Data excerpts
______________________________
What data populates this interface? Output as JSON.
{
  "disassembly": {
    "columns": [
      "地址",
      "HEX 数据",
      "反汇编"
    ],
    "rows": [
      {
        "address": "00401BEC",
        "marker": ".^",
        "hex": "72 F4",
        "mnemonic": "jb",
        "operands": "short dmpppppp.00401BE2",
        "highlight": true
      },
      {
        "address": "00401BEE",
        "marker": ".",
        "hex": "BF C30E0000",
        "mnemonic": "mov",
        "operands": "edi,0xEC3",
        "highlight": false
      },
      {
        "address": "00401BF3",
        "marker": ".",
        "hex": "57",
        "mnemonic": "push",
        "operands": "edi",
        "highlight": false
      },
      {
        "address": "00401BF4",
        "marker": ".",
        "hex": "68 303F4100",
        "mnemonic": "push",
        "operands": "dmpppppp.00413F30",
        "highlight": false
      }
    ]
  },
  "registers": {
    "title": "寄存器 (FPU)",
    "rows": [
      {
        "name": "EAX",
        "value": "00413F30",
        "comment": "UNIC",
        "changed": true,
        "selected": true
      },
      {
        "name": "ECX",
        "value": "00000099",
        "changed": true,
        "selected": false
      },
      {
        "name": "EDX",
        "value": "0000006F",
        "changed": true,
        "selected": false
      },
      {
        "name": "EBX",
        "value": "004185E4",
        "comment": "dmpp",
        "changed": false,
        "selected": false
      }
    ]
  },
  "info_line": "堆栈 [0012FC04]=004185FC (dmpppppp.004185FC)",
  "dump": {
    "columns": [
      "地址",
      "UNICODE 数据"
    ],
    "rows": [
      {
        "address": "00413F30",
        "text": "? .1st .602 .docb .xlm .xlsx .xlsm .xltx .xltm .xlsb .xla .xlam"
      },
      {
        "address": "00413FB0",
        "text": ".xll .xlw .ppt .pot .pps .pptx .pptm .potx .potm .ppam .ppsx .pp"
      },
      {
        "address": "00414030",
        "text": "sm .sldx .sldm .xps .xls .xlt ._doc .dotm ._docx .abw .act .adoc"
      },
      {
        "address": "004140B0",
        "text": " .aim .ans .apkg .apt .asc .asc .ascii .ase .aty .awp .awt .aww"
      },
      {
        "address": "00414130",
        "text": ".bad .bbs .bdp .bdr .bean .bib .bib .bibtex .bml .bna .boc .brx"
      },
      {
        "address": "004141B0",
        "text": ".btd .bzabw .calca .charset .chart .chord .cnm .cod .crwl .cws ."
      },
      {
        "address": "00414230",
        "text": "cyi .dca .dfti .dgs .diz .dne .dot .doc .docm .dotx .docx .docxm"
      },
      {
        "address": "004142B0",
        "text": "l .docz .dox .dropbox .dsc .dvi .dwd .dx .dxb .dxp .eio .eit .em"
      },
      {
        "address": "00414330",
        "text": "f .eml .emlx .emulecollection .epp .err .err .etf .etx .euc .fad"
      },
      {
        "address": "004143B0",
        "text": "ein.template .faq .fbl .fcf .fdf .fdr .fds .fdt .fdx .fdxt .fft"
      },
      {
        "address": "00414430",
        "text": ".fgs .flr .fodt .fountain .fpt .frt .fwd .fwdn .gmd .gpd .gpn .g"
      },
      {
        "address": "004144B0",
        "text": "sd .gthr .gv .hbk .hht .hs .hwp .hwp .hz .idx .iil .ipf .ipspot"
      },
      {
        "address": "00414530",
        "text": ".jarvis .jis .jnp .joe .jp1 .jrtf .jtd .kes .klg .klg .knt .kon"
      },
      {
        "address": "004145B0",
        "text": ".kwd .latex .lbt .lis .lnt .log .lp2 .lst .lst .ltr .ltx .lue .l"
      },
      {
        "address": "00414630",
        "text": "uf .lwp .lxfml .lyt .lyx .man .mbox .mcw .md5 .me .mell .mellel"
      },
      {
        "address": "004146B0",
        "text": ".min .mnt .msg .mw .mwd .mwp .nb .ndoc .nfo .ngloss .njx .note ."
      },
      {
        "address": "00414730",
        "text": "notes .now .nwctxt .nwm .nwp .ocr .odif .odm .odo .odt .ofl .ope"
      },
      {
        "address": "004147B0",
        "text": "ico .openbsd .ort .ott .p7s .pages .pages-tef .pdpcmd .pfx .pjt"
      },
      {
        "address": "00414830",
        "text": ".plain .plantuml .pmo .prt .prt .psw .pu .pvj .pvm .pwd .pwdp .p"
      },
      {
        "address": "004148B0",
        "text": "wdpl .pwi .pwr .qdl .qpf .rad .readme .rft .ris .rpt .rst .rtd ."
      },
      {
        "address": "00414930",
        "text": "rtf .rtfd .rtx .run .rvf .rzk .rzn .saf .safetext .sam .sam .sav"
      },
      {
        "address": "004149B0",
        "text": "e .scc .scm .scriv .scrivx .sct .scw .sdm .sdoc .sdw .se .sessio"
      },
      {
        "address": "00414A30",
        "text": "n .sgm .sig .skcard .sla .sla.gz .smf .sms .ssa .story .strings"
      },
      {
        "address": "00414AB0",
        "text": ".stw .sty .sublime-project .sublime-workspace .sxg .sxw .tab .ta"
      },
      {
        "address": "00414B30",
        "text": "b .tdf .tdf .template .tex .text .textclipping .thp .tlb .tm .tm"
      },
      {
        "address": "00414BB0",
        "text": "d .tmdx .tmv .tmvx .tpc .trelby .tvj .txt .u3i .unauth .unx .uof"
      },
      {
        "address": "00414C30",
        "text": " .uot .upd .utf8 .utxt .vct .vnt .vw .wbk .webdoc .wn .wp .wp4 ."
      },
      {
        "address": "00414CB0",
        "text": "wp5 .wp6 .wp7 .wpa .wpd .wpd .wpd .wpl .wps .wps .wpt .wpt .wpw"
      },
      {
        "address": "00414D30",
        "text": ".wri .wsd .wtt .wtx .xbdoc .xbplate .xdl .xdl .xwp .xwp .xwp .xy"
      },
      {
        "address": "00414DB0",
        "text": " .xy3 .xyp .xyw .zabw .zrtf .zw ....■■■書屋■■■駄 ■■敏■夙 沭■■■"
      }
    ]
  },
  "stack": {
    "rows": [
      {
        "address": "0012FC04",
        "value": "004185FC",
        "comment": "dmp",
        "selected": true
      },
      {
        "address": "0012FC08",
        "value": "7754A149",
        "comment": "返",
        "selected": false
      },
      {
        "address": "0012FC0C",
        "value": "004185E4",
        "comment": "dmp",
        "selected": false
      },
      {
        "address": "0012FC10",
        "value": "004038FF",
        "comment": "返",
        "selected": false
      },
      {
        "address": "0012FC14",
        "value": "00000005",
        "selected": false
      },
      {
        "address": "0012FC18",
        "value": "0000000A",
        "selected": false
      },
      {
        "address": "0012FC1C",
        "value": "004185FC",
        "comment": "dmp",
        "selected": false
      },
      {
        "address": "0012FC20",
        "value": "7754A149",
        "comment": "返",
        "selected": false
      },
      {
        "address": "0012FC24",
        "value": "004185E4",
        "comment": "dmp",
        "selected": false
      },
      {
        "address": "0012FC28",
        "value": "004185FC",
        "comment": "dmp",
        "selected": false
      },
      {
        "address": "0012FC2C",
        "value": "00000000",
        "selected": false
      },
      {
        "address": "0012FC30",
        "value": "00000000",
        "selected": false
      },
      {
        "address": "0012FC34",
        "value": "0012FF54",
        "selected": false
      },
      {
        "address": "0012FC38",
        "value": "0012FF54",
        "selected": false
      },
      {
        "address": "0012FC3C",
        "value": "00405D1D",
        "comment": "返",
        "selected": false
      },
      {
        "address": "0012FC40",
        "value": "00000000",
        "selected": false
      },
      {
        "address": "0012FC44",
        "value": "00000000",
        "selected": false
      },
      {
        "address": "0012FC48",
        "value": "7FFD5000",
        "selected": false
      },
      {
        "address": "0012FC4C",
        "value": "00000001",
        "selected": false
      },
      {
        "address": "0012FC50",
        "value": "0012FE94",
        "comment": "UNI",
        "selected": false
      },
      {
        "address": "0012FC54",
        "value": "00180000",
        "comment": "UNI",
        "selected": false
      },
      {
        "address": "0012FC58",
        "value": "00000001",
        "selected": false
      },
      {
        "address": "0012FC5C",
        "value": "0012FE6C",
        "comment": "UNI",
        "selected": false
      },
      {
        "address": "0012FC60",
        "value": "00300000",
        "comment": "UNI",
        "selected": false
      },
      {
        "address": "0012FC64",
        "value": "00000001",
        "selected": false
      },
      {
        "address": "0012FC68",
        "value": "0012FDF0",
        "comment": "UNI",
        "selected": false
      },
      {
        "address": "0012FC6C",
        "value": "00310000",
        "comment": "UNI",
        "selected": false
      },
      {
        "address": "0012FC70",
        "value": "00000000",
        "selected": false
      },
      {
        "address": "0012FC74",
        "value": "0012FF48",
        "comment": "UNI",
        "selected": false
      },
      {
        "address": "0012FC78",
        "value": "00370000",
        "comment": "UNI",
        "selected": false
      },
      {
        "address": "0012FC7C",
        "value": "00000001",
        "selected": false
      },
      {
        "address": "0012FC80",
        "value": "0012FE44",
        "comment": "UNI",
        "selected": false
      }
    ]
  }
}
______________________________
## What is being asked
From the records, copy every line that has the string "dmpppppp" in it.

## Exercise answer
        "operands": "short dmpppppp.00401BE2",
        "operands": "dmpppppp.00413F30",
  "info_line": "堆栈 [0012FC04]=004185FC (dmpppppp.004185FC)",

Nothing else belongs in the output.